All of the data that follows should be retyped exactly, please, except the pictures.

-- Start --

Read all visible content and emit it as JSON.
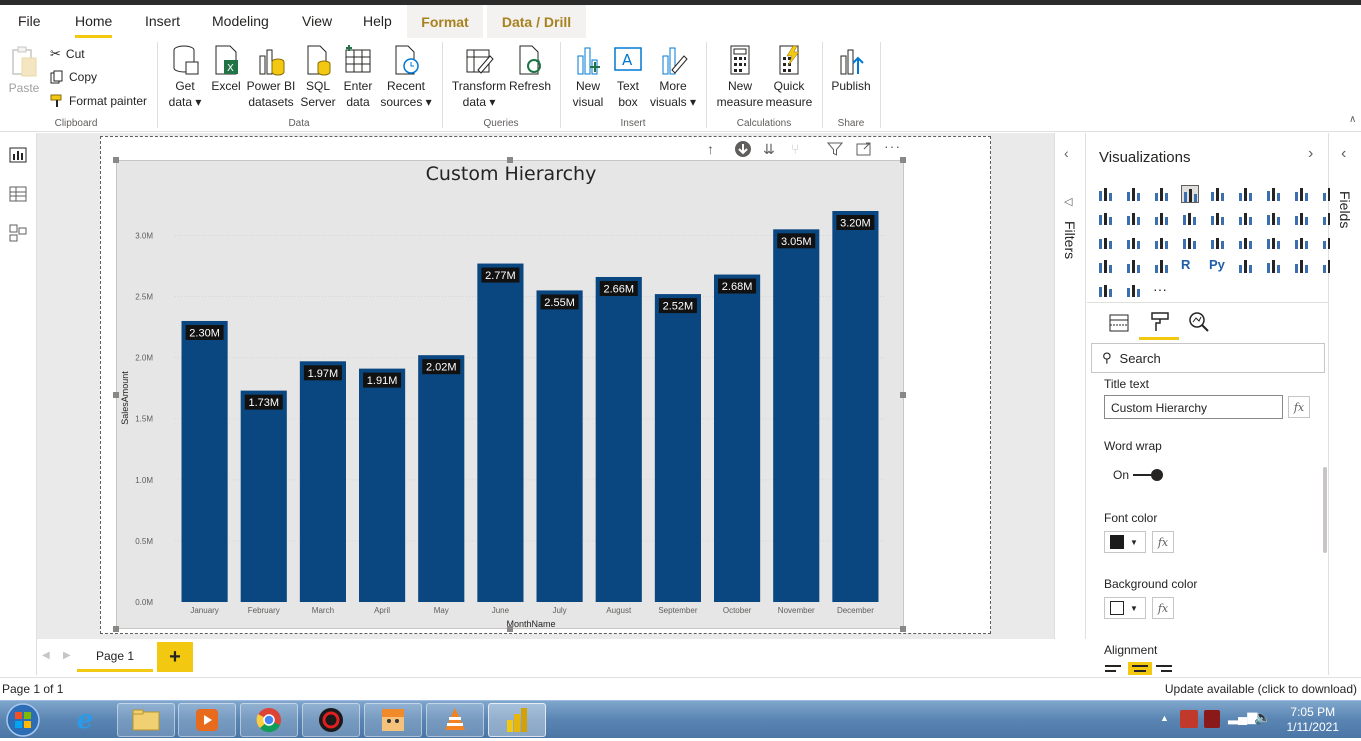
{
  "ribbon_tabs": {
    "file": "File",
    "home": "Home",
    "insert": "Insert",
    "modeling": "Modeling",
    "view": "View",
    "help": "Help",
    "format": "Format",
    "data_drill": "Data / Drill"
  },
  "clipboard": {
    "paste": "Paste",
    "cut": "Cut",
    "copy": "Copy",
    "format_painter": "Format painter",
    "label": "Clipboard"
  },
  "data_group": {
    "get_data": "Get",
    "get_data_2": "data ▾",
    "excel": "Excel",
    "power_bi": "Power BI",
    "power_bi_2": "datasets",
    "sql": "SQL",
    "sql_2": "Server",
    "enter": "Enter",
    "enter_2": "data",
    "recent": "Recent",
    "recent_2": "sources ▾",
    "label": "Data"
  },
  "queries_group": {
    "transform": "Transform",
    "transform_2": "data ▾",
    "refresh": "Refresh",
    "label": "Queries"
  },
  "insert_group": {
    "new_visual": "New",
    "new_visual_2": "visual",
    "text_box": "Text",
    "text_box_2": "box",
    "more_visuals": "More",
    "more_visuals_2": "visuals ▾",
    "label": "Insert"
  },
  "calc_group": {
    "new_measure": "New",
    "new_measure_2": "measure",
    "quick_measure": "Quick",
    "quick_measure_2": "measure",
    "label": "Calculations"
  },
  "share_group": {
    "publish": "Publish",
    "label": "Share"
  },
  "chart_data": {
    "type": "bar",
    "title": "Custom Hierarchy",
    "xlabel": "MonthName",
    "ylabel": "SalesAmount",
    "categories": [
      "January",
      "February",
      "March",
      "April",
      "May",
      "June",
      "July",
      "August",
      "September",
      "October",
      "November",
      "December"
    ],
    "values": [
      2.3,
      1.73,
      1.97,
      1.91,
      2.02,
      2.77,
      2.55,
      2.66,
      2.52,
      2.68,
      3.05,
      3.2
    ],
    "data_labels": [
      "2.30M",
      "1.73M",
      "1.97M",
      "1.91M",
      "2.02M",
      "2.77M",
      "2.55M",
      "2.66M",
      "2.52M",
      "2.68M",
      "3.05M",
      "3.20M"
    ],
    "yticks": [
      0,
      0.5,
      1.0,
      1.5,
      2.0,
      2.5,
      3.0
    ],
    "ytick_labels": [
      "0.0M",
      "0.5M",
      "1.0M",
      "1.5M",
      "2.0M",
      "2.5M",
      "3.0M"
    ],
    "ylim": [
      0,
      3.2
    ],
    "grid": true,
    "bar_color": "#0a4780"
  },
  "filters_label": "Filters",
  "fields_label": "Fields",
  "viz_pane": {
    "title": "Visualizations",
    "search_placeholder": "Search",
    "title_text_label": "Title text",
    "title_text_value": "Custom Hierarchy",
    "word_wrap_label": "Word wrap",
    "word_wrap_state": "On",
    "font_color_label": "Font color",
    "font_color": "#1b1b1b",
    "background_color_label": "Background color",
    "background_color": "#ffffff",
    "alignment_label": "Alignment",
    "fx": "fx",
    "r_label": "R",
    "py_label": "Py",
    "more": "···"
  },
  "page_tabs": {
    "page1": "Page 1",
    "add": "+"
  },
  "status": {
    "page": "Page 1 of 1",
    "update": "Update available (click to download)"
  },
  "clock": {
    "time": "7:05 PM",
    "date": "1/11/2021"
  },
  "colors": {
    "accent": "#f2c811",
    "context_tab": "#a7821e"
  }
}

-- End --

* _THE REPLY_
Read all visible content and emit it as JSON.
{
  "ribbon_tabs": {
    "file": "File",
    "home": "Home",
    "insert": "Insert",
    "modeling": "Modeling",
    "view": "View",
    "help": "Help",
    "format": "Format",
    "data_drill": "Data / Drill"
  },
  "clipboard": {
    "paste": "Paste",
    "cut": "Cut",
    "copy": "Copy",
    "format_painter": "Format painter",
    "label": "Clipboard"
  },
  "data_group": {
    "get_data": "Get",
    "get_data_2": "data ▾",
    "excel": "Excel",
    "power_bi": "Power BI",
    "power_bi_2": "datasets",
    "sql": "SQL",
    "sql_2": "Server",
    "enter": "Enter",
    "enter_2": "data",
    "recent": "Recent",
    "recent_2": "sources ▾",
    "label": "Data"
  },
  "queries_group": {
    "transform": "Transform",
    "transform_2": "data ▾",
    "refresh": "Refresh",
    "label": "Queries"
  },
  "insert_group": {
    "new_visual": "New",
    "new_visual_2": "visual",
    "text_box": "Text",
    "text_box_2": "box",
    "more_visuals": "More",
    "more_visuals_2": "visuals ▾",
    "label": "Insert"
  },
  "calc_group": {
    "new_measure": "New",
    "new_measure_2": "measure",
    "quick_measure": "Quick",
    "quick_measure_2": "measure",
    "label": "Calculations"
  },
  "share_group": {
    "publish": "Publish",
    "label": "Share"
  },
  "chart_data": {
    "type": "bar",
    "title": "Custom Hierarchy",
    "xlabel": "MonthName",
    "ylabel": "SalesAmount",
    "categories": [
      "January",
      "February",
      "March",
      "April",
      "May",
      "June",
      "July",
      "August",
      "September",
      "October",
      "November",
      "December"
    ],
    "values": [
      2.3,
      1.73,
      1.97,
      1.91,
      2.02,
      2.77,
      2.55,
      2.66,
      2.52,
      2.68,
      3.05,
      3.2
    ],
    "data_labels": [
      "2.30M",
      "1.73M",
      "1.97M",
      "1.91M",
      "2.02M",
      "2.77M",
      "2.55M",
      "2.66M",
      "2.52M",
      "2.68M",
      "3.05M",
      "3.20M"
    ],
    "yticks": [
      0,
      0.5,
      1.0,
      1.5,
      2.0,
      2.5,
      3.0
    ],
    "ytick_labels": [
      "0.0M",
      "0.5M",
      "1.0M",
      "1.5M",
      "2.0M",
      "2.5M",
      "3.0M"
    ],
    "ylim": [
      0,
      3.2
    ],
    "grid": true,
    "bar_color": "#0a4780"
  },
  "filters_label": "Filters",
  "fields_label": "Fields",
  "viz_pane": {
    "title": "Visualizations",
    "search_placeholder": "Search",
    "title_text_label": "Title text",
    "title_text_value": "Custom Hierarchy",
    "word_wrap_label": "Word wrap",
    "word_wrap_state": "On",
    "font_color_label": "Font color",
    "font_color": "#1b1b1b",
    "background_color_label": "Background color",
    "background_color": "#ffffff",
    "alignment_label": "Alignment",
    "fx": "fx",
    "r_label": "R",
    "py_label": "Py",
    "more": "···"
  },
  "page_tabs": {
    "page1": "Page 1",
    "add": "+"
  },
  "status": {
    "page": "Page 1 of 1",
    "update": "Update available (click to download)"
  },
  "clock": {
    "time": "7:05 PM",
    "date": "1/11/2021"
  },
  "colors": {
    "accent": "#f2c811",
    "context_tab": "#a7821e"
  }
}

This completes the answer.